►
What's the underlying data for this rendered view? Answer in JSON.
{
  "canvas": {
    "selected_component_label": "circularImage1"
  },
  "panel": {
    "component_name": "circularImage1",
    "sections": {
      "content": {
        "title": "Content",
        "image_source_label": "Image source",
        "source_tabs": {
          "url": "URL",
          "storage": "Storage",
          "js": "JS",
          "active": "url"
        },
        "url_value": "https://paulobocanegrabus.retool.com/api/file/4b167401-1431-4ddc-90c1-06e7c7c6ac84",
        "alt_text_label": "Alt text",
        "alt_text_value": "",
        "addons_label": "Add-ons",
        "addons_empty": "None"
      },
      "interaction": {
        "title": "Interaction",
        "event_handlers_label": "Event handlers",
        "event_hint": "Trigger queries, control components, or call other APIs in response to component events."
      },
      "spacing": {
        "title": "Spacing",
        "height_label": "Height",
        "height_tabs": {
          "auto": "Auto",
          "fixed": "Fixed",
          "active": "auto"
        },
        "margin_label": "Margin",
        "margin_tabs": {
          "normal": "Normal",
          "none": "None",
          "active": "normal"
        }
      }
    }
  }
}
◄
PROBLEM STATEMENT: Return all the data above once more, precisely as given.

CORRECT ANSWER:
What's the underlying data for this rendered view? Answer in JSON.
{
  "canvas": {
    "selected_component_label": "circularImage1"
  },
  "panel": {
    "component_name": "circularImage1",
    "sections": {
      "content": {
        "title": "Content",
        "image_source_label": "Image source",
        "source_tabs": {
          "url": "URL",
          "storage": "Storage",
          "js": "JS",
          "active": "url"
        },
        "url_value": "https://paulobocanegrabus.retool.com/api/file/4b167401-1431-4ddc-90c1-06e7c7c6ac84",
        "alt_text_label": "Alt text",
        "alt_text_value": "",
        "addons_label": "Add-ons",
        "addons_empty": "None"
      },
      "interaction": {
        "title": "Interaction",
        "event_handlers_label": "Event handlers",
        "event_hint": "Trigger queries, control components, or call other APIs in response to component events."
      },
      "spacing": {
        "title": "Spacing",
        "height_label": "Height",
        "height_tabs": {
          "auto": "Auto",
          "fixed": "Fixed",
          "active": "auto"
        },
        "margin_label": "Margin",
        "margin_tabs": {
          "normal": "Normal",
          "none": "None",
          "active": "normal"
        }
      }
    }
  }
}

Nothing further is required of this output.